Task goal: Repeat the material below exactly, with no pictures.

Data for processing:
+ + + +
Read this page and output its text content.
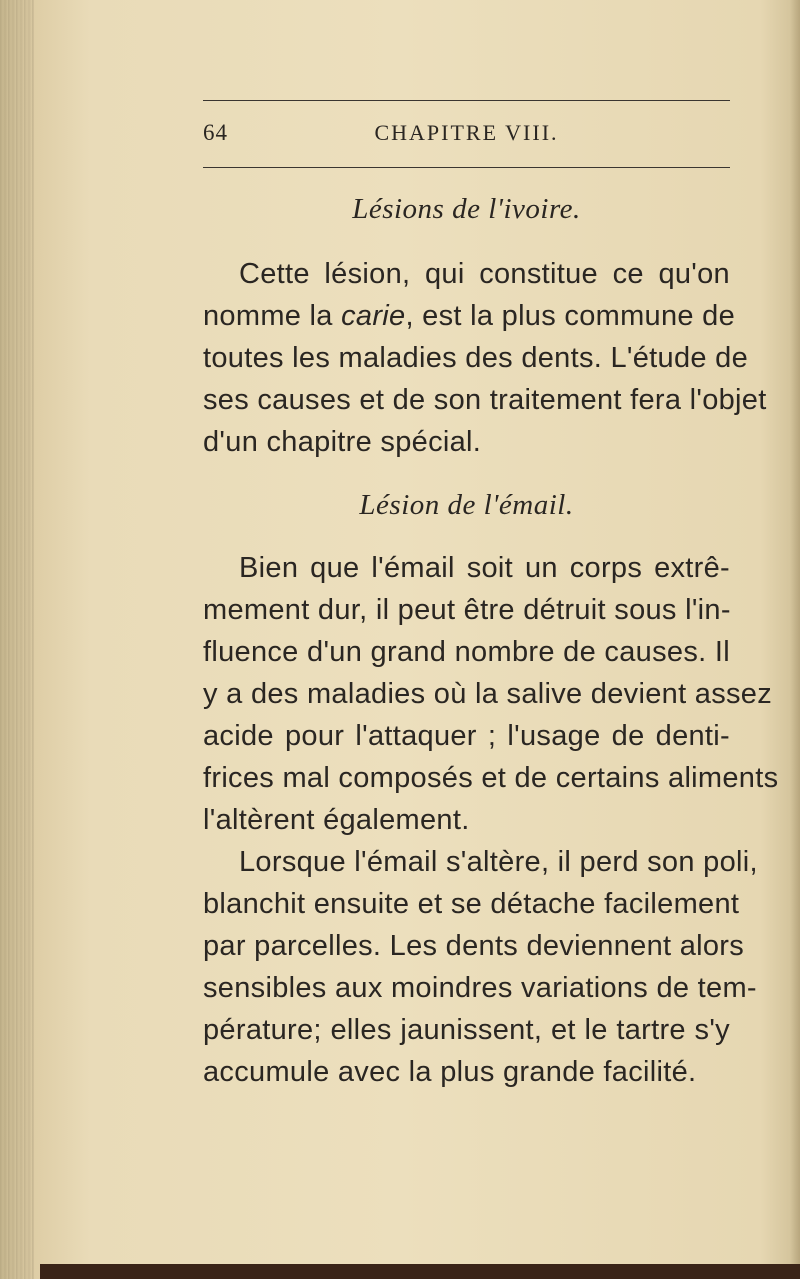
64	CHAPITRE VIII.
Lésions de l'ivoire.
Cette lésion, qui constitue ce qu'on
nomme la carie, est la plus commune de
toutes les maladies des dents. L'étude de
ses causes et de son traitement fera l'objet
d'un chapitre spécial.
Lésion de l'émail.
Bien que l'émail soit un corps extrê-
mement dur, il peut être détruit sous l'in-
fluence d'un grand nombre de causes. Il
y a des maladies où la salive devient assez
acide pour l'attaquer ; l'usage de denti-
frices mal composés et de certains aliments
l'altèrent également.
Lorsque l'émail s'altère, il perd son poli,
blanchit ensuite et se détache facilement
par parcelles. Les dents deviennent alors
sensibles aux moindres variations de tem-
pérature; elles jaunissent, et le tartre s'y
accumule avec la plus grande facilité.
+ + + +
The answer:
Read this page and output its text content.
64	CHAPITRE VIII.
Lésions de l'ivoire.
Cette lésion, qui constitue ce qu'on
nomme la carie, est la plus commune de
toutes les maladies des dents. L'étude de
ses causes et de son traitement fera l'objet
d'un chapitre spécial.
Lésion de l'émail.
Bien que l'émail soit un corps extrê-
mement dur, il peut être détruit sous l'in-
fluence d'un grand nombre de causes. Il
y a des maladies où la salive devient assez
acide pour l'attaquer ; l'usage de denti-
frices mal composés et de certains aliments
l'altèrent également.
Lorsque l'émail s'altère, il perd son poli,
blanchit ensuite et se détache facilement
par parcelles. Les dents deviennent alors
sensibles aux moindres variations de tem-
pérature; elles jaunissent, et le tartre s'y
accumule avec la plus grande facilité.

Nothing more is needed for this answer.